▸ What is asked: Collect every line below that contains the word "Sole".

▸ Dataset records:

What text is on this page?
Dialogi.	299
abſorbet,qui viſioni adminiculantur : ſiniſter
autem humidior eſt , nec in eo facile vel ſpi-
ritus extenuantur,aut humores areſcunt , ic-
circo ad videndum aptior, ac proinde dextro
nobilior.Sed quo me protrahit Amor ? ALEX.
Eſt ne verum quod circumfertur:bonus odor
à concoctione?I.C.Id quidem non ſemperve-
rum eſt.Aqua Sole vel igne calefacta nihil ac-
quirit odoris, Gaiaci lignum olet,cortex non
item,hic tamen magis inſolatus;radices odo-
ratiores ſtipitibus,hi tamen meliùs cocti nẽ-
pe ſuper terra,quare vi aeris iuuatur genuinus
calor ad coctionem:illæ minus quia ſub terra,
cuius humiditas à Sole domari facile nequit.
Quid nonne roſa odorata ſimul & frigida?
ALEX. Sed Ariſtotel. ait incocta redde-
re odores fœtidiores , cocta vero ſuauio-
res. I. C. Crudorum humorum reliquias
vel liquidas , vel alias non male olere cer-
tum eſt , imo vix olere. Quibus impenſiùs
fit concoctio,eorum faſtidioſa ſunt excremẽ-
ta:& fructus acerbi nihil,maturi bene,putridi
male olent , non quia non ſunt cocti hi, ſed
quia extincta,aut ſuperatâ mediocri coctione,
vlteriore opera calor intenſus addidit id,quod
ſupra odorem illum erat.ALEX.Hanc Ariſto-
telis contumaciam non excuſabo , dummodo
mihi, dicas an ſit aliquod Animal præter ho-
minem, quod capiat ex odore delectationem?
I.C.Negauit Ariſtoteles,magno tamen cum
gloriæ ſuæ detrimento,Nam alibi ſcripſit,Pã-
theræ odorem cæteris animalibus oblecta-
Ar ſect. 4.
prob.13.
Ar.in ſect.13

▸ Exercise response:
rum eſt.Aqua Sole vel igne calefacta nihil ac-
cuius humiditas à Sole domari facile nequit.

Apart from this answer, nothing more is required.